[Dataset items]
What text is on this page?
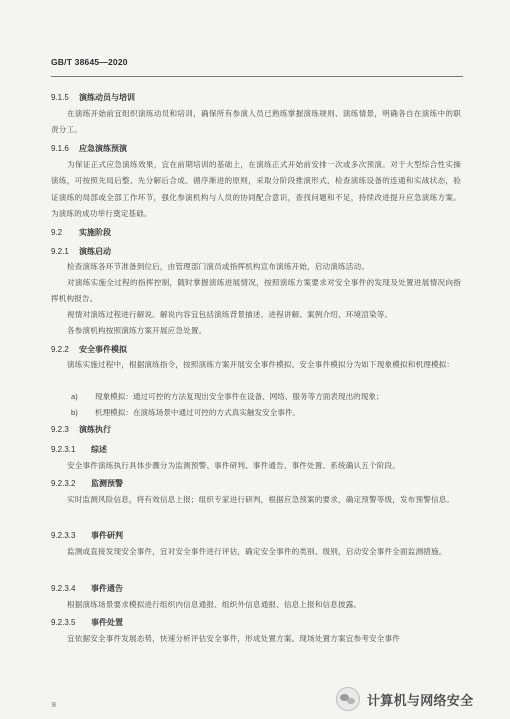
GB/T 38645—2020
9.1.5 演练动员与培训

在演练开始前宜组织演练动员和培训，确保所有参演人员已熟练掌握演练规则、演练情景，明确各自在演练中的职责分工。

9.1.6 应急演练预演

为保证正式应急演练效果，宜在前期培训的基础上，在演练正式开始前安排一次或多次预演。对于大型综合性实操演练，可按照先局后整、先分解后合成、循序渐进的原则，采取分阶段推演形式，检查演练设备的连通和实战状态，验证演练的局部或全部工作环节，强化参演机构与人员的协同配合意识，查找问题和不足，持续改进提升应急演练方案。为演练的成功举行奠定基础。

9.2 实施阶段
9.2.1 演练启动

检查演练各环节准备到位后，由管理部门演员或指挥机构宣布演练开始，启动演练活动。

对演练实施全过程的指挥控制，随时掌握演练进展情况，按照演练方案要求对安全事件的发现及处置进展情况向指挥机构报告。

视情对演练过程进行解说。解说内容宜包括演练背景描述、进程讲解、案例介绍、环境渲染等。

各参演机构按照演练方案开展应急处置。

9.2.2 安全事件模拟

演练实施过程中，根据演练指令，按照演练方案开展安全事件模拟。安全事件模拟分为如下现象模拟和机理模拟：

a) 现象模拟：通过可控的方法复现出安全事件在设备、网络、服务等方面表现出的现象；
b) 机理模拟：在演练场景中通过可控的方式真实触发安全事件。
9.2.3 演练执行
9.2.3.1 综述

安全事件演练执行具体步骤分为监测预警、事件研判、事件通告、事件处置、系统确认五个阶段。

9.2.3.2 监测预警

实时监测风险信息，将有效信息上报；组织专家进行研判，根据应急预案的要求，确定预警等级，发布预警信息。

9.2.3.3 事件研判

监测或直接发现安全事件，宜对安全事件进行评估，确定安全事件的类别、级别，启动安全事件全面监测措施。

9.2.3.4 事件通告

根据演练场景要求模拟进行组织内信息通报、组织外信息通报、信息上报和信息披露。

9.2.3.5 事件处置

宜依据安全事件发展态势，快速分析评估安全事件，形成处置方案。现场处置方案宜参考安全事件

8	计算机与网络安全
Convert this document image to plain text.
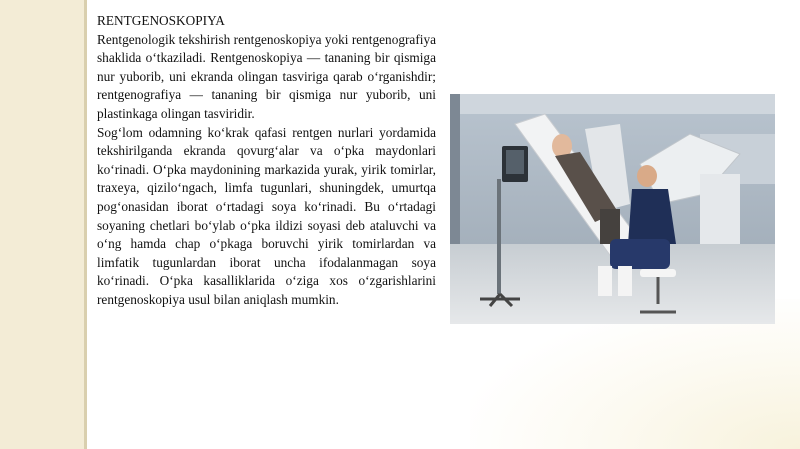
RENTGENOSKOPIYA

Rentgenologik tekshirish rentgenoskopiya yoki rentgenografiya shaklida o‘tkaziladi. Rentgenoskopiya — tananing bir qismiga nur yuborib, uni ekranda olingan tasviriga qarab o‘rganishdir; rentgenografiya — tananing bir qismiga nur yuborib, uni plastinkaga olingan tasviridir.

Sog‘lom odamning ko‘krak qafasi rentgen nurlari yordamida tekshirilganda ekranda qovurg‘alar va o‘pka maydonlari ko‘rinadi. O‘pka maydonining markazida yurak, yirik tomirlar, traxeya, qizilo‘ngach, limfa tugunlari, shuningdek, umurtqa pog‘onasidan iborat o‘rtadagi soya ko‘rinadi. Bu o‘rtadagi soyaning chetlari bo‘ylab o‘pka ildizi soyasi deb ataluvchi va o‘ng hamda chap o‘pkaga boruvchi yirik tomirlardan va limfatik tugunlardan iborat uncha ifodalanmagan soya ko‘rinadi. O‘pka kasalliklarida o‘ziga xos o‘zgarishlarini rentgenoskopiya usul bilan aniqlash mumkin.
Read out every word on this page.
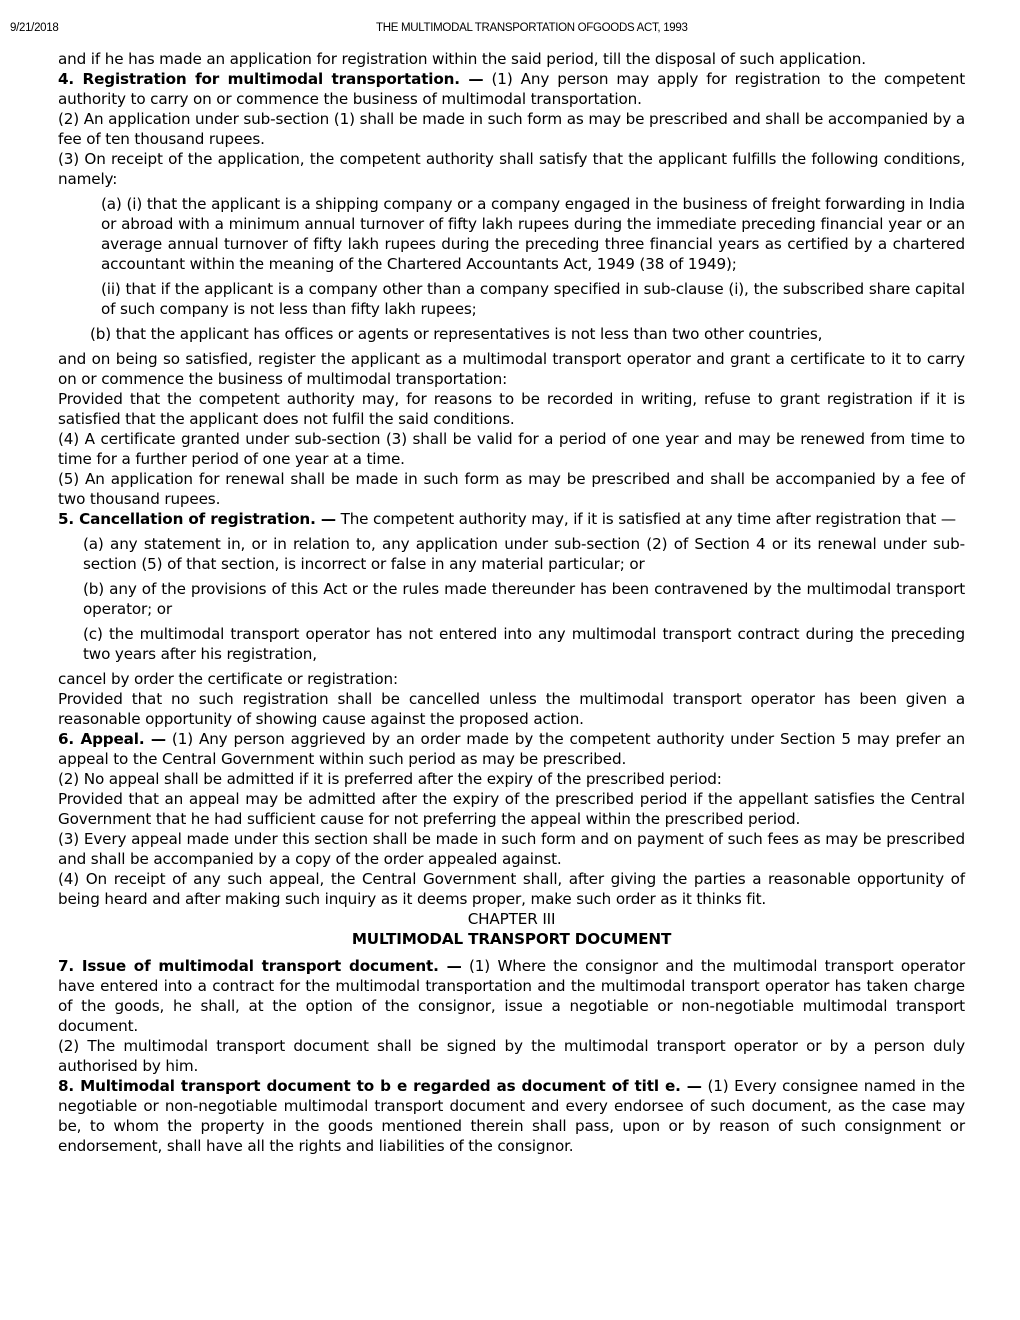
9/21/2018	THE MULTIMODAL TRANSPORTATION OFGOODS ACT, 1993

and if he has made an application for registration within the said period, till the disposal of such application.

4. Registration for multimodal transportation. — (1) Any person may apply for registration to the competent authority to carry on or commence the business of multimodal transportation.

(2) An application under sub-section (1) shall be made in such form as may be prescribed and shall be accompanied by a fee of ten thousand rupees.

(3) On receipt of the application, the competent authority shall satisfy that the applicant fulfills the following conditions, namely:

(a) (i) that the applicant is a shipping company or a company engaged in the business of freight forwarding in India or abroad with a minimum annual turnover of fifty lakh rupees during the immediate preceding financial year or an average annual turnover of fifty lakh rupees during the preceding three financial years as certified by a chartered accountant within the meaning of the Chartered Accountants Act, 1949 (38 of 1949);

(ii) that if the applicant is a company other than a company specified in sub-clause (i), the subscribed share capital of such company is not less than fifty lakh rupees;

(b) that the applicant has offices or agents or representatives is not less than two other countries,

and on being so satisfied, register the applicant as a multimodal transport operator and grant a certificate to it to carry on or commence the business of multimodal transportation:

Provided that the competent authority may, for reasons to be recorded in writing, refuse to grant registration if it is satisfied that the applicant does not fulfil the said conditions.

(4) A certificate granted under sub-section (3) shall be valid for a period of one year and may be renewed from time to time for a further period of one year at a time.

(5) An application for renewal shall be made in such form as may be prescribed and shall be accompanied by a fee of two thousand rupees.

5. Cancellation of registration. — The competent authority may, if it is satisfied at any time after registration that —

(a) any statement in, or in relation to, any application under sub-section (2) of Section 4 or its renewal under sub-section (5) of that section, is incorrect or false in any material particular; or

(b) any of the provisions of this Act or the rules made thereunder has been contravened by the multimodal transport operator; or

(c) the multimodal transport operator has not entered into any multimodal transport contract during the preceding two years after his registration,

cancel by order the certificate or registration:

Provided that no such registration shall be cancelled unless the multimodal transport operator has been given a reasonable opportunity of showing cause against the proposed action.

6. Appeal. — (1) Any person aggrieved by an order made by the competent authority under Section 5 may prefer an appeal to the Central Government within such period as may be prescribed.

(2) No appeal shall be admitted if it is preferred after the expiry of the prescribed period:

Provided that an appeal may be admitted after the expiry of the prescribed period if the appellant satisfies the Central Government that he had sufficient cause for not preferring the appeal within the prescribed period.

(3) Every appeal made under this section shall be made in such form and on payment of such fees as may be prescribed and shall be accompanied by a copy of the order appealed against.

(4) On receipt of any such appeal, the Central Government shall, after giving the parties a reasonable opportunity of being heard and after making such inquiry as it deems proper, make such order as it thinks fit.

CHAPTER III

MULTIMODAL TRANSPORT DOCUMENT

7. Issue of multimodal transport document. — (1) Where the consignor and the multimodal transport operator have entered into a contract for the multimodal transportation and the multimodal transport operator has taken charge of the goods, he shall, at the option of the consignor, issue a negotiable or non-negotiable multimodal transport document.

(2) The multimodal transport document shall be signed by the multimodal transport operator or by a person duly authorised by him.

8. Multimodal transport document to b e regarded as document of titl e. — (1) Every consignee named in the negotiable or non-negotiable multimodal transport document and every endorsee of such document, as the case may be, to whom the property in the goods mentioned therein shall pass, upon or by reason of such consignment or endorsement, shall have all the rights and liabilities of the consignor.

**Aim**
Restate the data above word for word. Do not include the images.

**Exercise answer**
What text is on this page?
GB/T 38645—2020
9.1.5 演练动员与培训

在演练开始前宜组织演练动员和培训，确保所有参演人员已熟练掌握演练规则、演练情景，明确各自在演练中的职责分工。

9.1.6 应急演练预演

为保证正式应急演练效果，宜在前期培训的基础上，在演练正式开始前安排一次或多次预演。对于大型综合性实操演练，可按照先局后整、先分解后合成、循序渐进的原则，采取分阶段推演形式，检查演练设备的连通和实战状态，验证演练的局部或全部工作环节，强化参演机构与人员的协同配合意识，查找问题和不足，持续改进提升应急演练方案。为演练的成功举行奠定基础。

9.2 实施阶段
9.2.1 演练启动

检查演练各环节准备到位后，由管理部门演员或指挥机构宣布演练开始，启动演练活动。

对演练实施全过程的指挥控制，随时掌握演练进展情况，按照演练方案要求对安全事件的发现及处置进展情况向指挥机构报告。

视情对演练过程进行解说。解说内容宜包括演练背景描述、进程讲解、案例介绍、环境渲染等。

各参演机构按照演练方案开展应急处置。

9.2.2 安全事件模拟

演练实施过程中，根据演练指令，按照演练方案开展安全事件模拟。安全事件模拟分为如下现象模拟和机理模拟：

a) 现象模拟：通过可控的方法复现出安全事件在设备、网络、服务等方面表现出的现象；
b) 机理模拟：在演练场景中通过可控的方式真实触发安全事件。
9.2.3 演练执行
9.2.3.1 综述

安全事件演练执行具体步骤分为监测预警、事件研判、事件通告、事件处置、系统确认五个阶段。

9.2.3.2 监测预警

实时监测风险信息，将有效信息上报；组织专家进行研判，根据应急预案的要求，确定预警等级，发布预警信息。

9.2.3.3 事件研判

监测或直接发现安全事件，宜对安全事件进行评估，确定安全事件的类别、级别，启动安全事件全面监测措施。

9.2.3.4 事件通告

根据演练场景要求模拟进行组织内信息通报、组织外信息通报、信息上报和信息披露。

9.2.3.5 事件处置

宜依据安全事件发展态势，快速分析评估安全事件，形成处置方案。现场处置方案宜参考安全事件

8	计算机与网络安全
Convert this document image to plain text.
RENTGENOSKOPIYA

Rentgenologik tekshirish rentgenoskopiya yoki rentgenografiya shaklida o‘tkaziladi. Rentgenoskopiya — tananing bir qismiga nur yuborib, uni ekranda olingan tasviriga qarab o‘rganishdir; rentgenografiya — tananing bir qismiga nur yuborib, uni plastinkaga olingan tasviridir.

Sog‘lom odamning ko‘krak qafasi rentgen nurlari yordamida tekshirilganda ekranda qovurg‘alar va o‘pka maydonlari ko‘rinadi. O‘pka maydonining markazida yurak, yirik tomirlar, traxeya, qizilo‘ngach, limfa tugunlari, shuningdek, umurtqa pog‘onasidan iborat o‘rtadagi soya ko‘rinadi. Bu o‘rtadagi soyaning chetlari bo‘ylab o‘pka ildizi soyasi deb ataluvchi va o‘ng hamda chap o‘pkaga boruvchi yirik tomirlardan va limfatik tugunlardan iborat uncha ifodalanmagan soya ko‘rinadi. O‘pka kasalliklarida o‘ziga xos o‘zgarishlarini rentgenoskopiya usul bilan aniqlash mumkin.
Read out every word on this page.
9/21/2018	THE MULTIMODAL TRANSPORTATION OFGOODS ACT, 1993

and if he has made an application for registration within the said period, till the disposal of such application.

4. Registration for multimodal transportation. — (1) Any person may apply for registration to the competent authority to carry on or commence the business of multimodal transportation.

(2) An application under sub-section (1) shall be made in such form as may be prescribed and shall be accompanied by a fee of ten thousand rupees.

(3) On receipt of the application, the competent authority shall satisfy that the applicant fulfills the following conditions, namely:

(a) (i) that the applicant is a shipping company or a company engaged in the business of freight forwarding in India or abroad with a minimum annual turnover of fifty lakh rupees during the immediate preceding financial year or an average annual turnover of fifty lakh rupees during the preceding three financial years as certified by a chartered accountant within the meaning of the Chartered Accountants Act, 1949 (38 of 1949);

(ii) that if the applicant is a company other than a company specified in sub-clause (i), the subscribed share capital of such company is not less than fifty lakh rupees;

(b) that the applicant has offices or agents or representatives is not less than two other countries,

and on being so satisfied, register the applicant as a multimodal transport operator and grant a certificate to it to carry on or commence the business of multimodal transportation:

Provided that the competent authority may, for reasons to be recorded in writing, refuse to grant registration if it is satisfied that the applicant does not fulfil the said conditions.

(4) A certificate granted under sub-section (3) shall be valid for a period of one year and may be renewed from time to time for a further period of one year at a time.

(5) An application for renewal shall be made in such form as may be prescribed and shall be accompanied by a fee of two thousand rupees.

5. Cancellation of registration. — The competent authority may, if it is satisfied at any time after registration that —

(a) any statement in, or in relation to, any application under sub-section (2) of Section 4 or its renewal under sub-section (5) of that section, is incorrect or false in any material particular; or

(b) any of the provisions of this Act or the rules made thereunder has been contravened by the multimodal transport operator; or

(c) the multimodal transport operator has not entered into any multimodal transport contract during the preceding two years after his registration,

cancel by order the certificate or registration:

Provided that no such registration shall be cancelled unless the multimodal transport operator has been given a reasonable opportunity of showing cause against the proposed action.

6. Appeal. — (1) Any person aggrieved by an order made by the competent authority under Section 5 may prefer an appeal to the Central Government within such period as may be prescribed.

(2) No appeal shall be admitted if it is preferred after the expiry of the prescribed period:

Provided that an appeal may be admitted after the expiry of the prescribed period if the appellant satisfies the Central Government that he had sufficient cause for not preferring the appeal within the prescribed period.

(3) Every appeal made under this section shall be made in such form and on payment of such fees as may be prescribed and shall be accompanied by a copy of the order appealed against.

(4) On receipt of any such appeal, the Central Government shall, after giving the parties a reasonable opportunity of being heard and after making such inquiry as it deems proper, make such order as it thinks fit.

CHAPTER III

MULTIMODAL TRANSPORT DOCUMENT

7. Issue of multimodal transport document. — (1) Where the consignor and the multimodal transport operator have entered into a contract for the multimodal transportation and the multimodal transport operator has taken charge of the goods, he shall, at the option of the consignor, issue a negotiable or non-negotiable multimodal transport document.

(2) The multimodal transport document shall be signed by the multimodal transport operator or by a person duly authorised by him.

8. Multimodal transport document to b e regarded as document of titl e. — (1) Every consignee named in the negotiable or non-negotiable multimodal transport document and every endorsee of such document, as the case may be, to whom the property in the goods mentioned therein shall pass, upon or by reason of such consignment or endorsement, shall have all the rights and liabilities of the consignor.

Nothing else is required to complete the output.